Dataset excerpt:

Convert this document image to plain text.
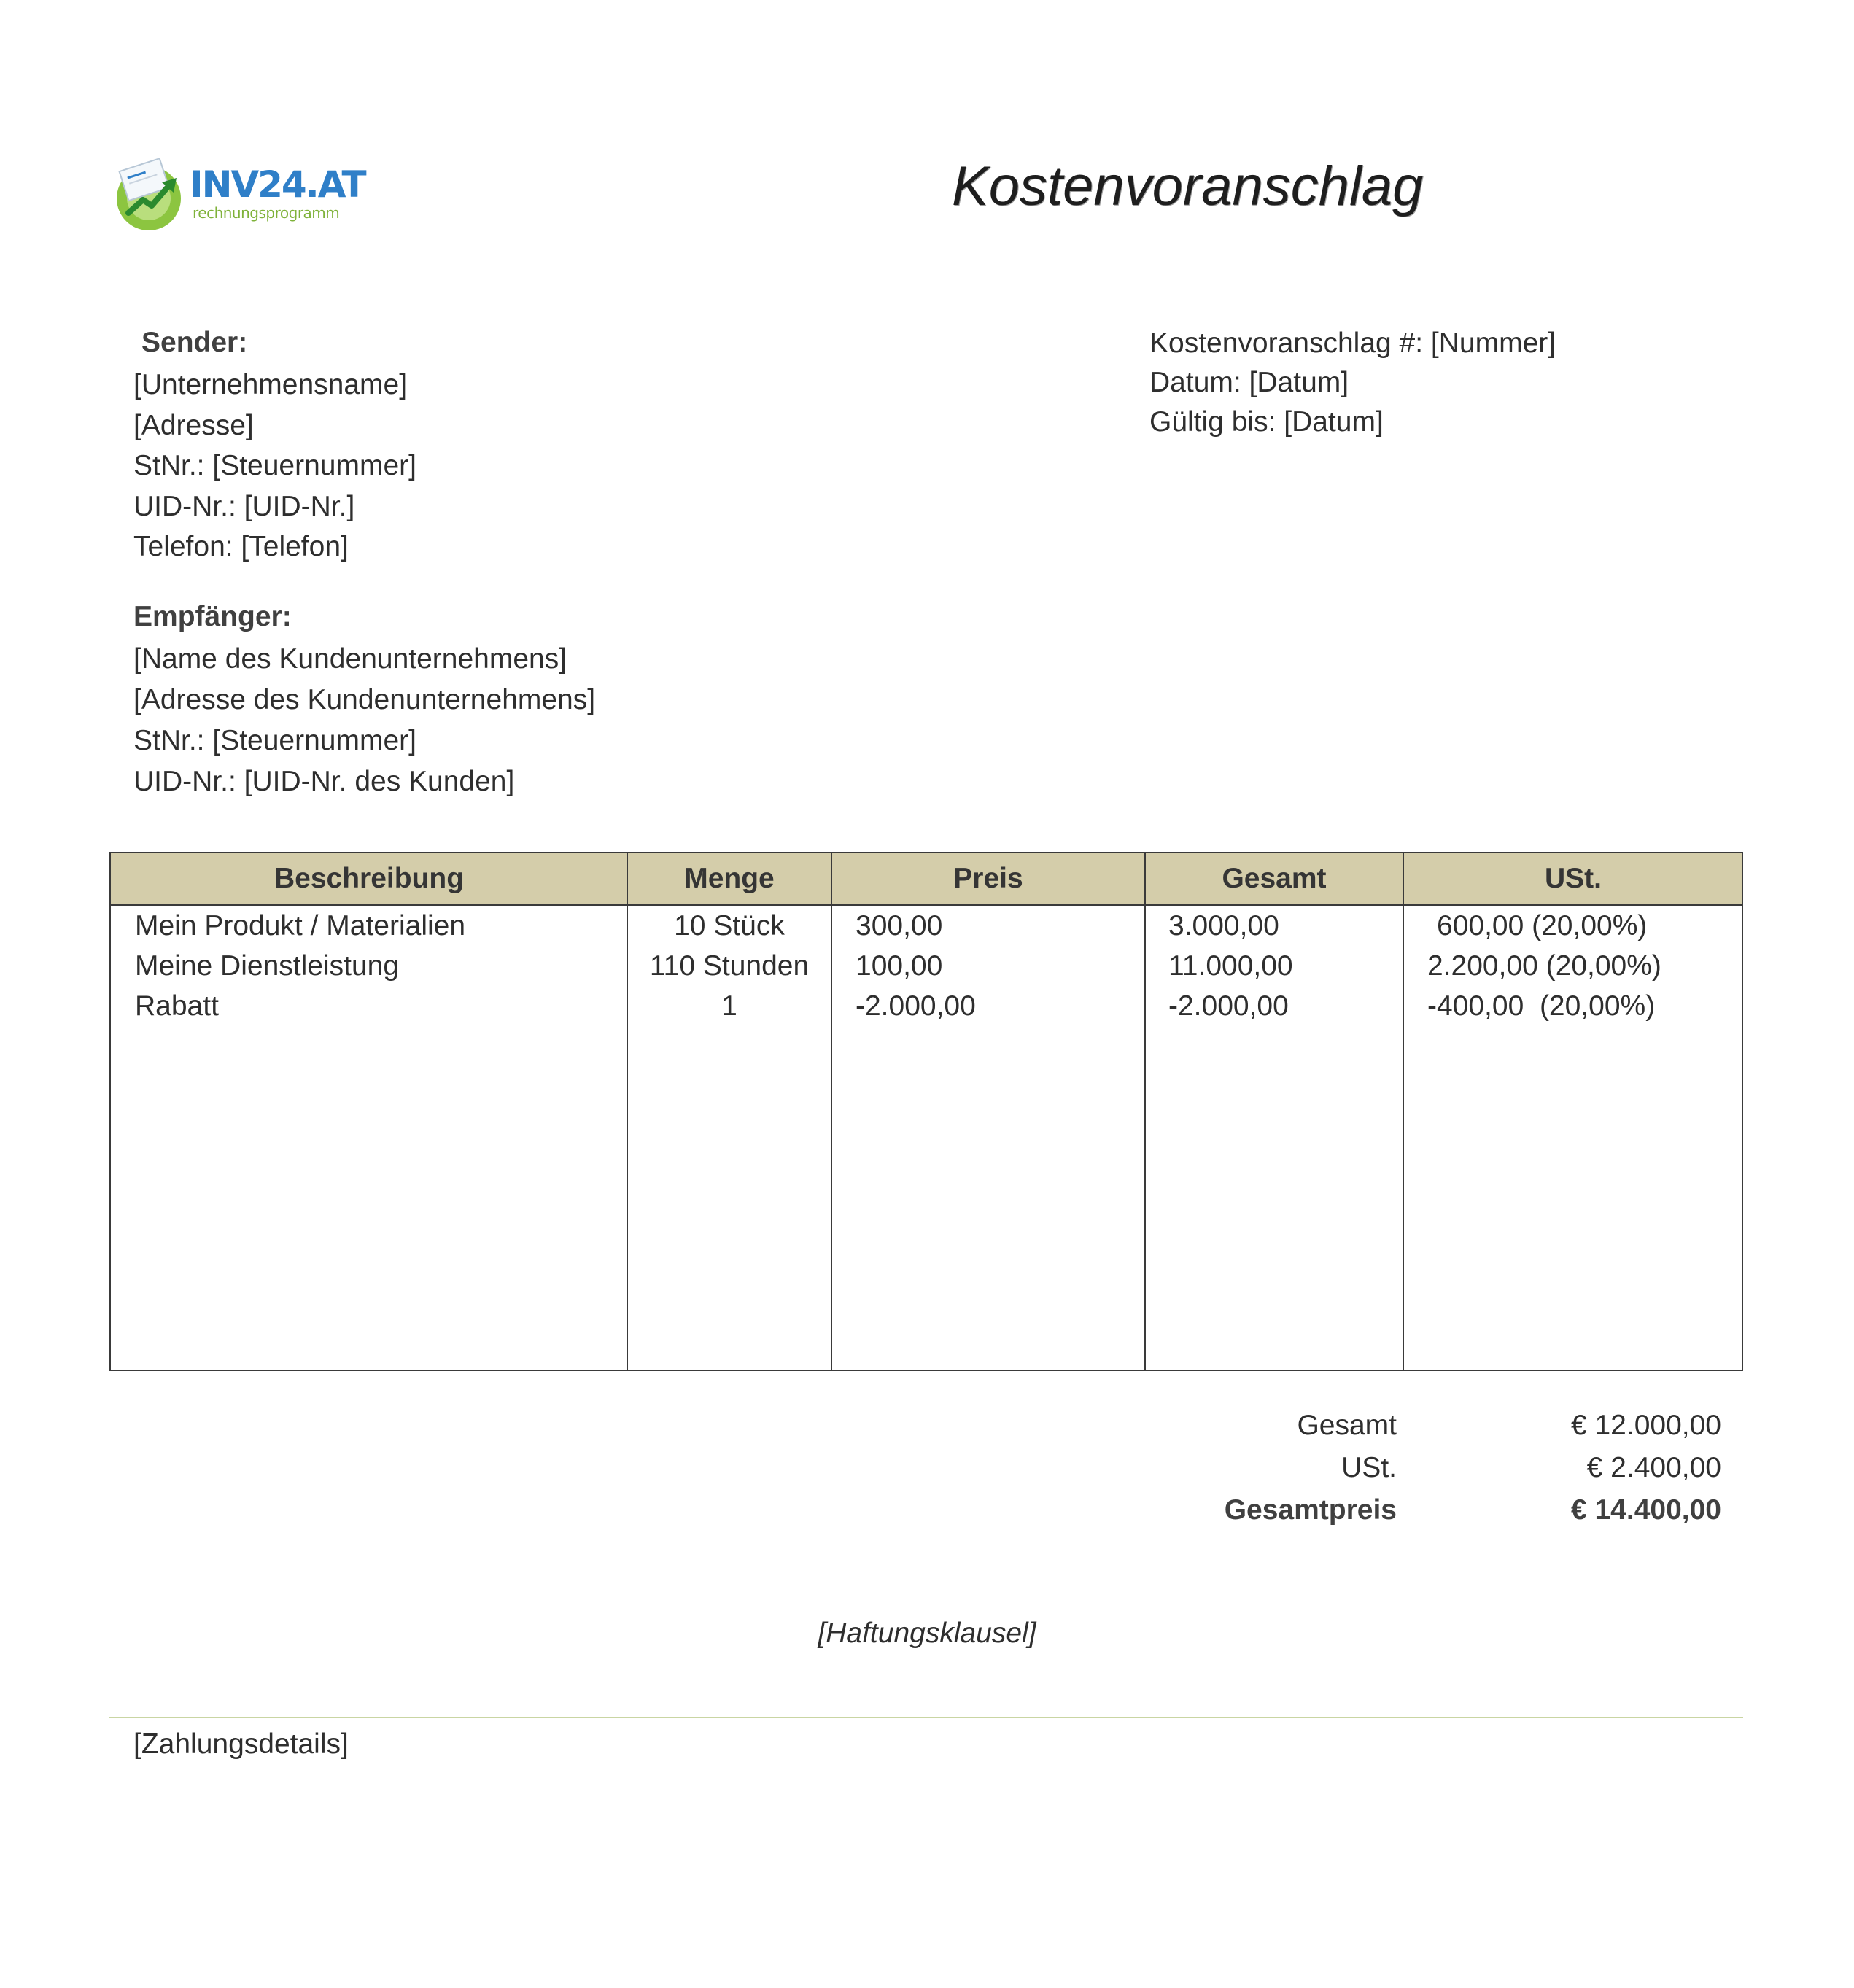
INV24.AT
rechnungsprogramm	Kostenvoranschlag
Sender:
[Unternehmensname]
[Adresse]
StNr.: [Steuernummer]
UID-Nr.: [UID-Nr.]
Telefon: [Telefon]
Kostenvoranschlag #: [Nummer]
Datum: [Datum]
Gültig bis: [Datum]
Empfänger:
[Name des Kundenunternehmens]
[Adresse des Kundenunternehmens]
StNr.: [Steuernummer]
UID-Nr.: [UID-Nr. des Kunden]
Beschreibung	Menge	Preis	Gesamt	USt.
Mein Produkt / Materialien	10 Stück	300,00	3.000,00	600,00 (20,00%)
Meine Dienstleistung	110 Stunden	100,00	11.000,00	2.200,00 (20,00%)
Rabatt	1	-2.000,00	-2.000,00	-400,00  (20,00%)
Gesamt	€ 12.000,00
USt.	€ 2.400,00
Gesamtpreis	€ 14.400,00
[Haftungsklausel]
[Zahlungsdetails]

■ Objective
Transcribe every record above exactly, leaving out the pictures.

■ Written answer
Convert this document image to plain text.
INV24.AT
rechnungsprogramm	Kostenvoranschlag
Sender:
[Unternehmensname]
[Adresse]
StNr.: [Steuernummer]
UID-Nr.: [UID-Nr.]
Telefon: [Telefon]
Kostenvoranschlag #: [Nummer]
Datum: [Datum]
Gültig bis: [Datum]
Empfänger:
[Name des Kundenunternehmens]
[Adresse des Kundenunternehmens]
StNr.: [Steuernummer]
UID-Nr.: [UID-Nr. des Kunden]
Beschreibung	Menge	Preis	Gesamt	USt.
Mein Produkt / Materialien	10 Stück	300,00	3.000,00	600,00 (20,00%)
Meine Dienstleistung	110 Stunden	100,00	11.000,00	2.200,00 (20,00%)
Rabatt	1	-2.000,00	-2.000,00	-400,00  (20,00%)
Gesamt	€ 12.000,00
USt.	€ 2.400,00
Gesamtpreis	€ 14.400,00
[Haftungsklausel]
[Zahlungsdetails]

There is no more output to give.